SHORT EXERCISE. Scan the lines below for the string "this" and copy every one that has it.

EXERCISE DATA.
┌──
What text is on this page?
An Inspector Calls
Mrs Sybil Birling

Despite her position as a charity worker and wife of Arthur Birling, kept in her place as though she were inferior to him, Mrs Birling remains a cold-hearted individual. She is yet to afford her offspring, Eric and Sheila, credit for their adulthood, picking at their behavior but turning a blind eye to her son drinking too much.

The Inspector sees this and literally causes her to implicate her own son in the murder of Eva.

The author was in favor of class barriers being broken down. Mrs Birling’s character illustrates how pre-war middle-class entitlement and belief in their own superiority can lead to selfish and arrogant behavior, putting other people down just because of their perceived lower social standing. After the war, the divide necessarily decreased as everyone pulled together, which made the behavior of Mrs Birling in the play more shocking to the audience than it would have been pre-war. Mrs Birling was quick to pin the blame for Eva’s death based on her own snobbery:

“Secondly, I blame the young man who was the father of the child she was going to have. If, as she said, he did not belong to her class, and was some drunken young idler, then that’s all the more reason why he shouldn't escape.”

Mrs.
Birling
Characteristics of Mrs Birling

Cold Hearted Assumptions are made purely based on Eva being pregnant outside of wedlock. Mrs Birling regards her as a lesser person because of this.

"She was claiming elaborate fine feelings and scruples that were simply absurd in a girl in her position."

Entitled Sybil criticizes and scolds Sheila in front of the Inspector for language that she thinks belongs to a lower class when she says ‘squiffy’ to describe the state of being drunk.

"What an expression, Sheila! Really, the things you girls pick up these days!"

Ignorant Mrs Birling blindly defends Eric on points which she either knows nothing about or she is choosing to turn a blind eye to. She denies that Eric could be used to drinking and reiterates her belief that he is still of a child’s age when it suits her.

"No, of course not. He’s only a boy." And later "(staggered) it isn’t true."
└──
FINAL RESULT.
What text is on this page?
The Inspector sees this and literally causes her to implicate her own son in the murder of Eva.
Cold Hearted Assumptions are made purely based on Eva being pregnant outside of wedlock. Mrs Birling regards her as a lesser person because of this.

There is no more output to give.